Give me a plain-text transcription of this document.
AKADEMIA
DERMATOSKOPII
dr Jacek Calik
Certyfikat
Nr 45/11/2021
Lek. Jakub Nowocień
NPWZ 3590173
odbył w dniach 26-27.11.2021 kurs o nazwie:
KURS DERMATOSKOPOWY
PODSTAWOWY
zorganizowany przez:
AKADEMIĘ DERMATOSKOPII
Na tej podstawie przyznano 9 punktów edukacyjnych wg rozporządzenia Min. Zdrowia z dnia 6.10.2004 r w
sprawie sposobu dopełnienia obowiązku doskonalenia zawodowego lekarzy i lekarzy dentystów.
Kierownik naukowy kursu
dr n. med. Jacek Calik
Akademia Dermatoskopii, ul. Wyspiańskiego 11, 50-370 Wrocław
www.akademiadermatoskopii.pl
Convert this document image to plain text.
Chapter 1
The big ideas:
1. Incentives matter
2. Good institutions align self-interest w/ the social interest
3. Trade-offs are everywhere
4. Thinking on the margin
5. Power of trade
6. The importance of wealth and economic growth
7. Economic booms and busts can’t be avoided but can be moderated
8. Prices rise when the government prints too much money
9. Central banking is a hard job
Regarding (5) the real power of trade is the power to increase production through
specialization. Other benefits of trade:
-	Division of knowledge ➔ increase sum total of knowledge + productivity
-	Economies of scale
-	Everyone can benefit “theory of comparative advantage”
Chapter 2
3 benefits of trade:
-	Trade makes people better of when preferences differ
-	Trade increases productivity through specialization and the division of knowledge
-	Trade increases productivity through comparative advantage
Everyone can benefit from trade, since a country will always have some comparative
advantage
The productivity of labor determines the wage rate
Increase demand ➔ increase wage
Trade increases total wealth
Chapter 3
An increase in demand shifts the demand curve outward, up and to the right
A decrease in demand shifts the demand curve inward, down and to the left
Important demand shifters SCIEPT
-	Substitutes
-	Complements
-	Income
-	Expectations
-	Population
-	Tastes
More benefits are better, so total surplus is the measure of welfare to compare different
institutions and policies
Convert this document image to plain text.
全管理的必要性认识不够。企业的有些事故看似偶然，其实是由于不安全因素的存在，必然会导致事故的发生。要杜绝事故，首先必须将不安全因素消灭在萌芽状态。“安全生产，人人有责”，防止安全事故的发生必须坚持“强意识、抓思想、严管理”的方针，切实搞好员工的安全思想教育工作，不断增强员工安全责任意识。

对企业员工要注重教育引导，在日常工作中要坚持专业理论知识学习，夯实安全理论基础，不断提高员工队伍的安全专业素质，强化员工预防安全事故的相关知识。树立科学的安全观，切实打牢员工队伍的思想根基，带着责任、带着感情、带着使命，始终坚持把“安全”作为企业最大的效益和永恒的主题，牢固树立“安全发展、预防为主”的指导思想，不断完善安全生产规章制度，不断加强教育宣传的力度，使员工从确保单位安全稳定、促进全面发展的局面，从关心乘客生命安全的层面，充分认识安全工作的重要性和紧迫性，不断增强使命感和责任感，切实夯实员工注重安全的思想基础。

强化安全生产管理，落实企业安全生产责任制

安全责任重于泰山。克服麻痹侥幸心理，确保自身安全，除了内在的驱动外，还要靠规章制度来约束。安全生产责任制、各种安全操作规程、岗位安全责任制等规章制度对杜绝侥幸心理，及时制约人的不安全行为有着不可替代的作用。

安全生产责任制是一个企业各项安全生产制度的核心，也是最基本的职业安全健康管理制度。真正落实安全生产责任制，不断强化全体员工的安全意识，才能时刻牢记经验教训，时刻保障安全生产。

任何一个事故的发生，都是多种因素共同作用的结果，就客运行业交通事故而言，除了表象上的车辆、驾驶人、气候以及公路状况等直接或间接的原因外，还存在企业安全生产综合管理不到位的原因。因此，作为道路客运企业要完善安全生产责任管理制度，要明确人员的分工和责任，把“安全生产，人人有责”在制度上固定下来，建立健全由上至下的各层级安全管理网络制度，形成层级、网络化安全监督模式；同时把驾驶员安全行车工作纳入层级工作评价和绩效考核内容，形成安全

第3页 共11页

------------------------------

What you will do
Copy every line of the material, please, keeping it exactly the same.

Result for this task
Give me a plain-text transcription of this document.
AKADEMIA
DERMATOSKOPII
dr Jacek Calik
Certyfikat
Nr 45/11/2021
Lek. Jakub Nowocień
NPWZ 3590173
odbył w dniach 26-27.11.2021 kurs o nazwie:
KURS DERMATOSKOPOWY
PODSTAWOWY
zorganizowany przez:
AKADEMIĘ DERMATOSKOPII
Na tej podstawie przyznano 9 punktów edukacyjnych wg rozporządzenia Min. Zdrowia z dnia 6.10.2004 r w
sprawie sposobu dopełnienia obowiązku doskonalenia zawodowego lekarzy i lekarzy dentystów.
Kierownik naukowy kursu
dr n. med. Jacek Calik
Akademia Dermatoskopii, ul. Wyspiańskiego 11, 50-370 Wrocław
www.akademiadermatoskopii.pl
Convert this document image to plain text.
Chapter 1
The big ideas:
1. Incentives matter
2. Good institutions align self-interest w/ the social interest
3. Trade-offs are everywhere
4. Thinking on the margin
5. Power of trade
6. The importance of wealth and economic growth
7. Economic booms and busts can’t be avoided but can be moderated
8. Prices rise when the government prints too much money
9. Central banking is a hard job
Regarding (5) the real power of trade is the power to increase production through
specialization. Other benefits of trade:
-	Division of knowledge ➔ increase sum total of knowledge + productivity
-	Economies of scale
-	Everyone can benefit “theory of comparative advantage”
Chapter 2
3 benefits of trade:
-	Trade makes people better of when preferences differ
-	Trade increases productivity through specialization and the division of knowledge
-	Trade increases productivity through comparative advantage
Everyone can benefit from trade, since a country will always have some comparative
advantage
The productivity of labor determines the wage rate
Increase demand ➔ increase wage
Trade increases total wealth
Chapter 3
An increase in demand shifts the demand curve outward, up and to the right
A decrease in demand shifts the demand curve inward, down and to the left
Important demand shifters SCIEPT
-	Substitutes
-	Complements
-	Income
-	Expectations
-	Population
-	Tastes
More benefits are better, so total surplus is the measure of welfare to compare different
institutions and policies
Convert this document image to plain text.
全管理的必要性认识不够。企业的有些事故看似偶然，其实是由于不安全因素的存在，必然会导致事故的发生。要杜绝事故，首先必须将不安全因素消灭在萌芽状态。“安全生产，人人有责”，防止安全事故的发生必须坚持“强意识、抓思想、严管理”的方针，切实搞好员工的安全思想教育工作，不断增强员工安全责任意识。

对企业员工要注重教育引导，在日常工作中要坚持专业理论知识学习，夯实安全理论基础，不断提高员工队伍的安全专业素质，强化员工预防安全事故的相关知识。树立科学的安全观，切实打牢员工队伍的思想根基，带着责任、带着感情、带着使命，始终坚持把“安全”作为企业最大的效益和永恒的主题，牢固树立“安全发展、预防为主”的指导思想，不断完善安全生产规章制度，不断加强教育宣传的力度，使员工从确保单位安全稳定、促进全面发展的局面，从关心乘客生命安全的层面，充分认识安全工作的重要性和紧迫性，不断增强使命感和责任感，切实夯实员工注重安全的思想基础。

强化安全生产管理，落实企业安全生产责任制

安全责任重于泰山。克服麻痹侥幸心理，确保自身安全，除了内在的驱动外，还要靠规章制度来约束。安全生产责任制、各种安全操作规程、岗位安全责任制等规章制度对杜绝侥幸心理，及时制约人的不安全行为有着不可替代的作用。

安全生产责任制是一个企业各项安全生产制度的核心，也是最基本的职业安全健康管理制度。真正落实安全生产责任制，不断强化全体员工的安全意识，才能时刻牢记经验教训，时刻保障安全生产。

任何一个事故的发生，都是多种因素共同作用的结果，就客运行业交通事故而言，除了表象上的车辆、驾驶人、气候以及公路状况等直接或间接的原因外，还存在企业安全生产综合管理不到位的原因。因此，作为道路客运企业要完善安全生产责任管理制度，要明确人员的分工和责任，把“安全生产，人人有责”在制度上固定下来，建立健全由上至下的各层级安全管理网络制度，形成层级、网络化安全监督模式；同时把驾驶员安全行车工作纳入层级工作评价和绩效考核内容，形成安全

第3页 共11页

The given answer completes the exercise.